**WHAT YOU HAVE TO DO**
Send each entry back exactly as given, pictures excluded.

Start of EXERCISE DATA

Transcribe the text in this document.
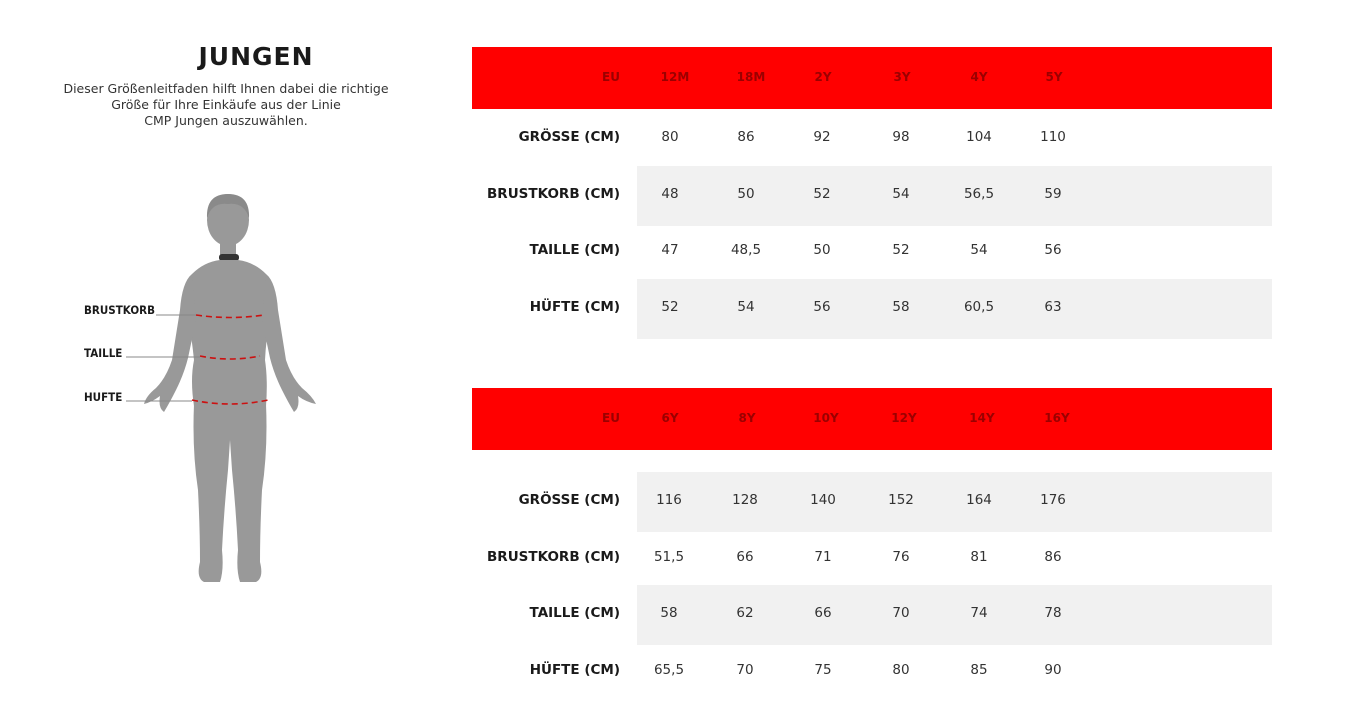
JUNGEN
Dieser Größenleitfaden hilft Ihnen dabei die richtige
Größe für Ihre Einkäufe aus der Linie
CMP Jungen auszuwählen.
BRUSTKORB
TAILLE
HUFTE
EU	12M	18M	2Y	3Y	4Y	5Y
GRÖSSE (CM)	80	86	92	98	104	110
BRUSTKORB (CM)	48	50	52	54	56,5	59
TAILLE (CM)	47	48,5	50	52	54	56
HÜFTE (CM)	52	54	56	58	60,5	63
EU	6Y	8Y	10Y	12Y	14Y	16Y
GRÖSSE (CM)	116	128	140	152	164	176
BRUSTKORB (CM)	51,5	66	71	76	81	86
TAILLE (CM)	58	62	66	70	74	78
HÜFTE (CM)	65,5	70	75	80	85	90
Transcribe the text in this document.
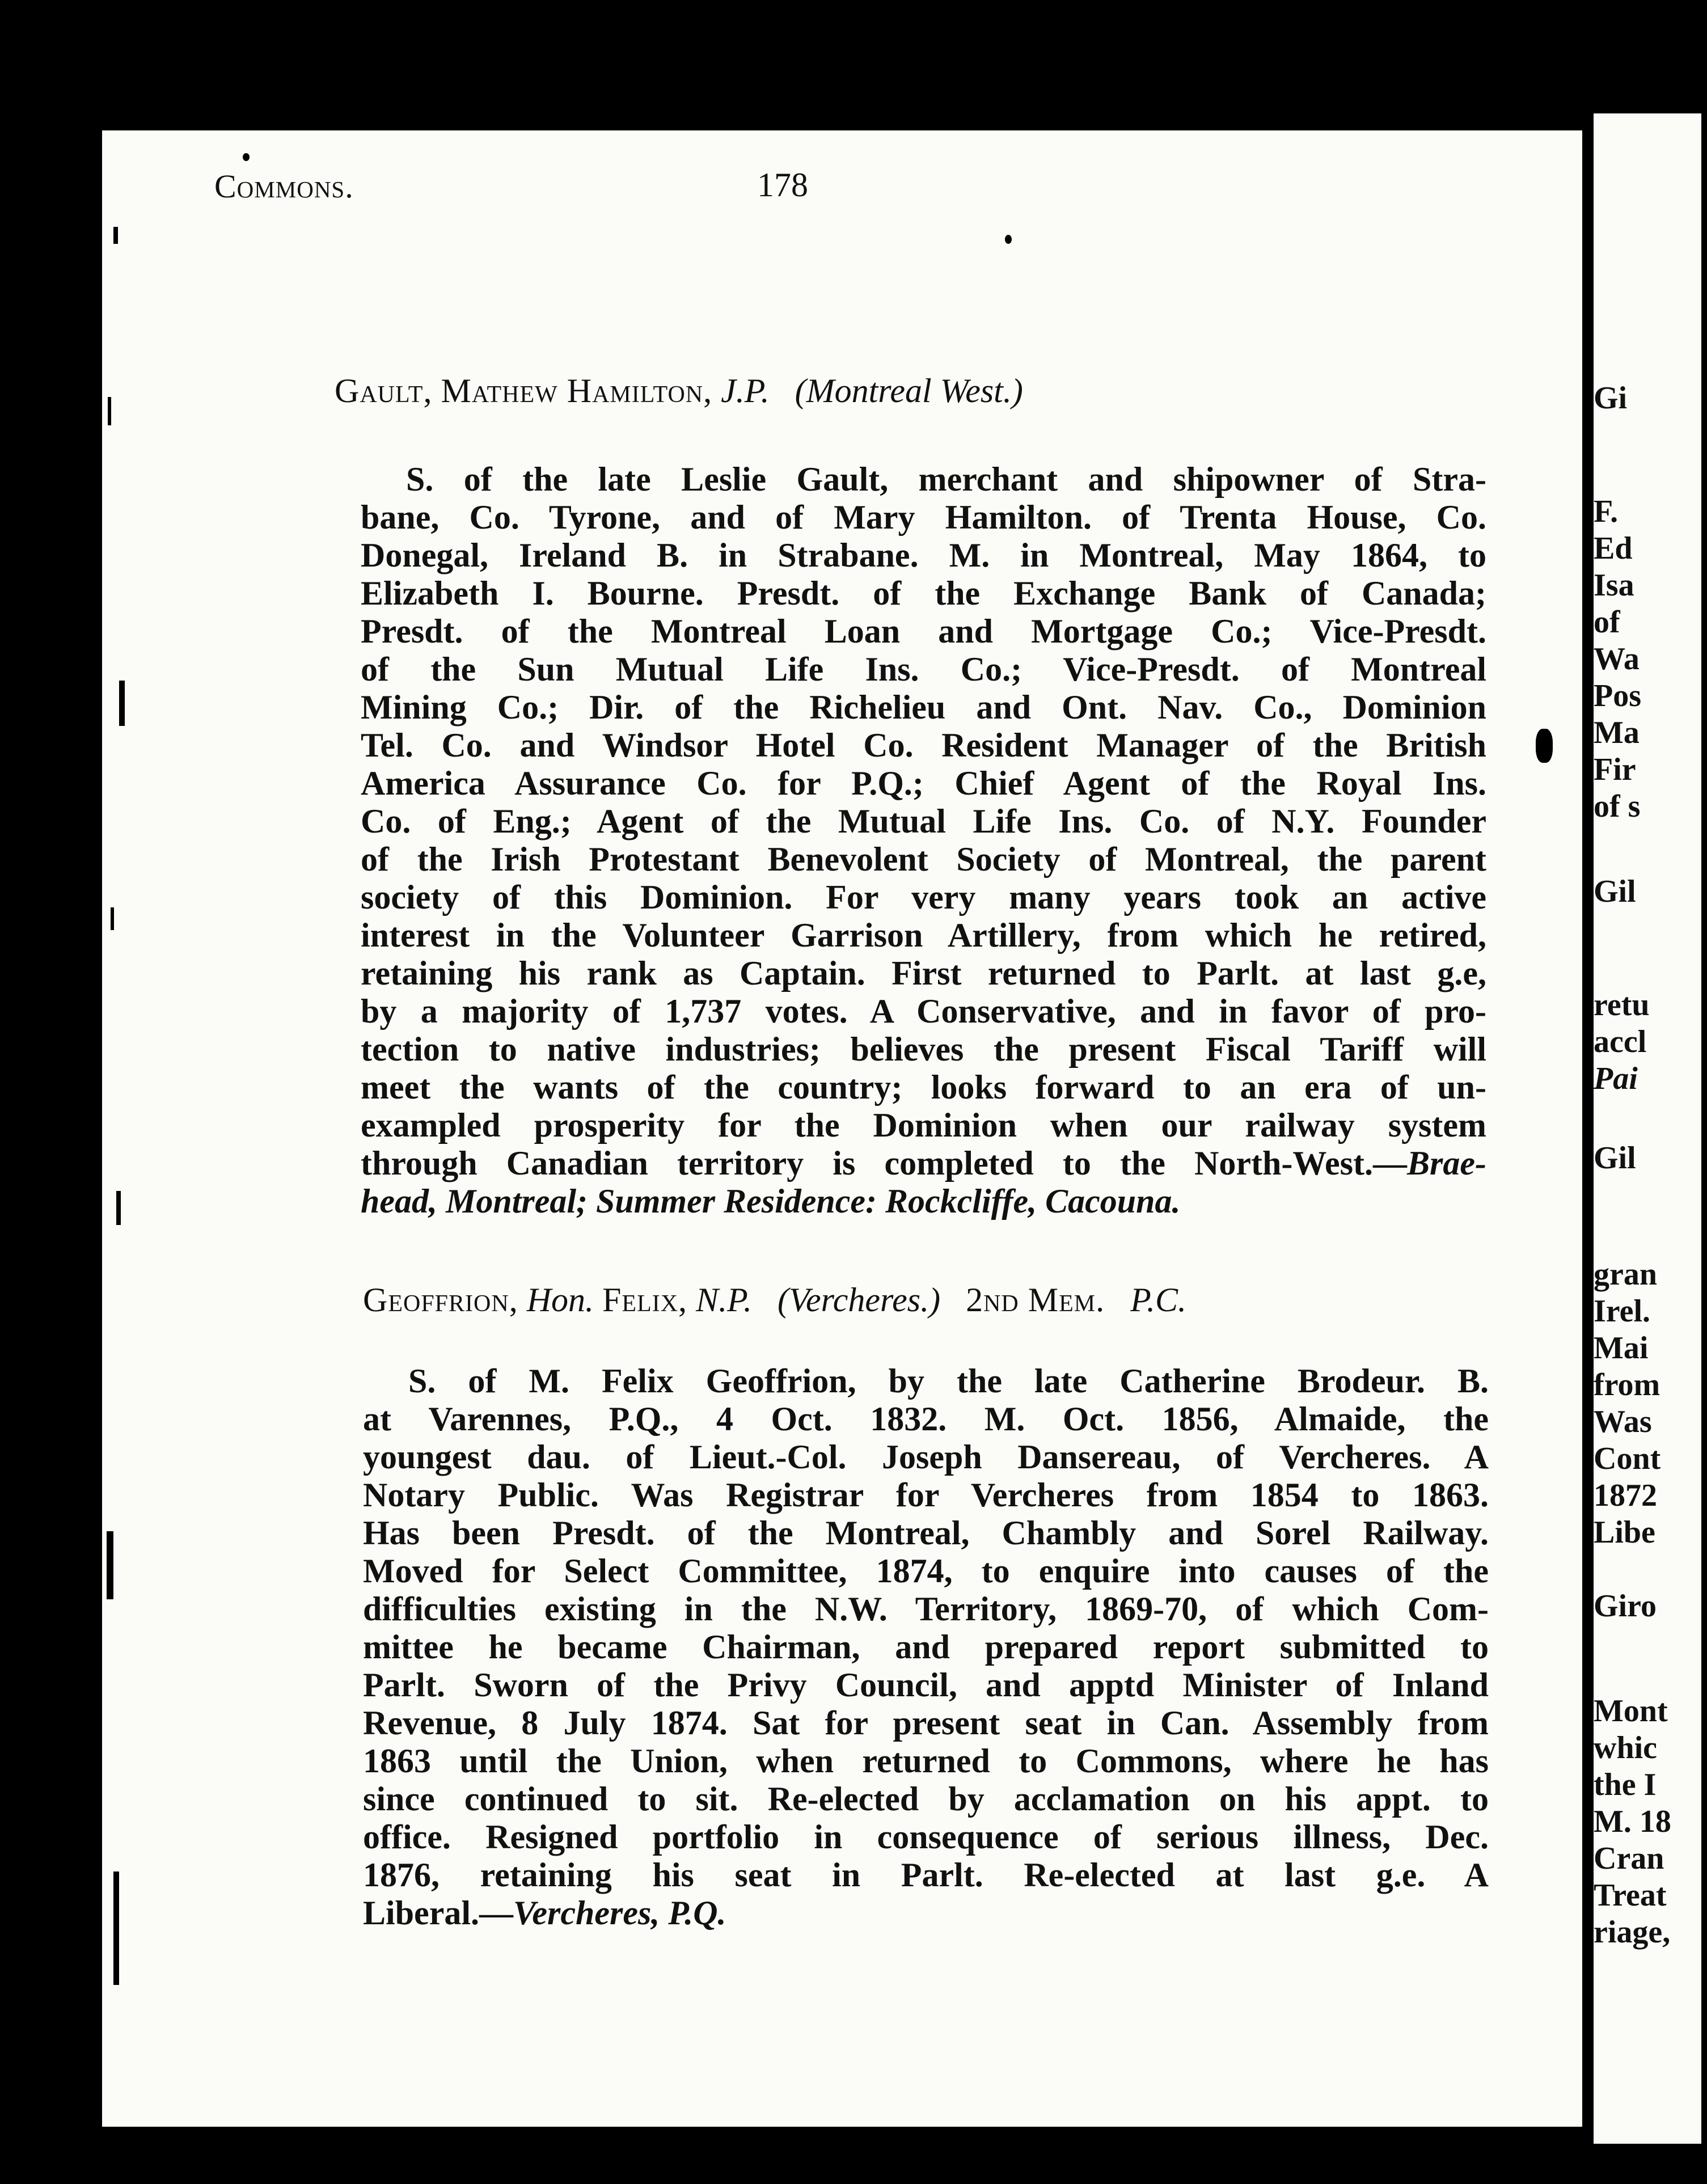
Commons.	178
Gault, Mathew Hamilton, J.P. (Montreal West.)
S. of the late Leslie Gault, merchant and shipowner of Stra-
bane, Co. Tyrone, and of Mary Hamilton. of Trenta House, Co.
Donegal, Ireland B. in Strabane. M. in Montreal, May 1864, to
Elizabeth I. Bourne. Presdt. of the Exchange Bank of Canada;
Presdt. of the Montreal Loan and Mortgage Co.; Vice-Presdt.
of the Sun Mutual Life Ins. Co.; Vice-Presdt. of Montreal
Mining Co.; Dir. of the Richelieu and Ont. Nav. Co., Dominion
Tel. Co. and Windsor Hotel Co. Resident Manager of the British
America Assurance Co. for P.Q.; Chief Agent of the Royal Ins.
Co. of Eng.; Agent of the Mutual Life Ins. Co. of N.Y. Founder
of the Irish Protestant Benevolent Society of Montreal, the parent
society of this Dominion. For very many years took an active
interest in the Volunteer Garrison Artillery, from which he retired,
retaining his rank as Captain. First returned to Parlt. at last g.e,
by a majority of 1,737 votes. A Conservative, and in favor of pro-
tection to native industries; believes the present Fiscal Tariff will
meet the wants of the country; looks forward to an era of un-
exampled prosperity for the Dominion when our railway system
through Canadian territory is completed to the North-West.—Brae-
head, Montreal; Summer Residence: Rockcliffe, Cacouna.
Geoffrion, Hon. Felix, N.P. (Vercheres.) 2nd Mem. P.C.
S. of M. Felix Geoffrion, by the late Catherine Brodeur. B.
at Varennes, P.Q., 4 Oct. 1832. M. Oct. 1856, Almaide, the
youngest dau. of Lieut.-Col. Joseph Dansereau, of Vercheres. A
Notary Public. Was Registrar for Vercheres from 1854 to 1863.
Has been Presdt. of the Montreal, Chambly and Sorel Railway.
Moved for Select Committee, 1874, to enquire into causes of the
difficulties existing in the N.W. Territory, 1869-70, of which Com-
mittee he became Chairman, and prepared report submitted to
Parlt. Sworn of the Privy Council, and apptd Minister of Inland
Revenue, 8 July 1874. Sat for present seat in Can. Assembly from
1863 until the Union, when returned to Commons, where he has
since continued to sit. Re-elected by acclamation on his appt. to
office. Resigned portfolio in consequence of serious illness, Dec.
1876, retaining his seat in Parlt. Re-elected at last g.e. A
Liberal.—Vercheres, P.Q.
Gi
F.
Ed
Isa
of
Wa
Pos
Ma
Fir
of s
Gil
retu
accl
Pai
Gil
gran
Irel.
Mai
from
Was
Cont
1872
Libe
Giro
Mont
whic
the I
M. 18
Cran
Treat
riage,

End of EXERCISE DATA

**PROBLEM SOLUTION**
Transcribe the text in this document.
JUNGEN
Dieser Größenleitfaden hilft Ihnen dabei die richtige
Größe für Ihre Einkäufe aus der Linie
CMP Jungen auszuwählen.
BRUSTKORB
TAILLE
HUFTE
EU	12M	18M	2Y	3Y	4Y	5Y
GRÖSSE (CM)	80	86	92	98	104	110
BRUSTKORB (CM)	48	50	52	54	56,5	59
TAILLE (CM)	47	48,5	50	52	54	56
HÜFTE (CM)	52	54	56	58	60,5	63
EU	6Y	8Y	10Y	12Y	14Y	16Y
GRÖSSE (CM)	116	128	140	152	164	176
BRUSTKORB (CM)	51,5	66	71	76	81	86
TAILLE (CM)	58	62	66	70	74	78
HÜFTE (CM)	65,5	70	75	80	85	90
Transcribe the text in this document.
Commons.	178
Gault, Mathew Hamilton, J.P. (Montreal West.)
S. of the late Leslie Gault, merchant and shipowner of Stra-
bane, Co. Tyrone, and of Mary Hamilton. of Trenta House, Co.
Donegal, Ireland B. in Strabane. M. in Montreal, May 1864, to
Elizabeth I. Bourne. Presdt. of the Exchange Bank of Canada;
Presdt. of the Montreal Loan and Mortgage Co.; Vice-Presdt.
of the Sun Mutual Life Ins. Co.; Vice-Presdt. of Montreal
Mining Co.; Dir. of the Richelieu and Ont. Nav. Co., Dominion
Tel. Co. and Windsor Hotel Co. Resident Manager of the British
America Assurance Co. for P.Q.; Chief Agent of the Royal Ins.
Co. of Eng.; Agent of the Mutual Life Ins. Co. of N.Y. Founder
of the Irish Protestant Benevolent Society of Montreal, the parent
society of this Dominion. For very many years took an active
interest in the Volunteer Garrison Artillery, from which he retired,
retaining his rank as Captain. First returned to Parlt. at last g.e,
by a majority of 1,737 votes. A Conservative, and in favor of pro-
tection to native industries; believes the present Fiscal Tariff will
meet the wants of the country; looks forward to an era of un-
exampled prosperity for the Dominion when our railway system
through Canadian territory is completed to the North-West.—Brae-
head, Montreal; Summer Residence: Rockcliffe, Cacouna.
Geoffrion, Hon. Felix, N.P. (Vercheres.) 2nd Mem. P.C.
S. of M. Felix Geoffrion, by the late Catherine Brodeur. B.
at Varennes, P.Q., 4 Oct. 1832. M. Oct. 1856, Almaide, the
youngest dau. of Lieut.-Col. Joseph Dansereau, of Vercheres. A
Notary Public. Was Registrar for Vercheres from 1854 to 1863.
Has been Presdt. of the Montreal, Chambly and Sorel Railway.
Moved for Select Committee, 1874, to enquire into causes of the
difficulties existing in the N.W. Territory, 1869-70, of which Com-
mittee he became Chairman, and prepared report submitted to
Parlt. Sworn of the Privy Council, and apptd Minister of Inland
Revenue, 8 July 1874. Sat for present seat in Can. Assembly from
1863 until the Union, when returned to Commons, where he has
since continued to sit. Re-elected by acclamation on his appt. to
office. Resigned portfolio in consequence of serious illness, Dec.
1876, retaining his seat in Parlt. Re-elected at last g.e. A
Liberal.—Vercheres, P.Q.
Gi
F.
Ed
Isa
of
Wa
Pos
Ma
Fir
of s
Gil
retu
accl
Pai
Gil
gran
Irel.
Mai
from
Was
Cont
1872
Libe
Giro
Mont
whic
the I
M. 18
Cran
Treat
riage,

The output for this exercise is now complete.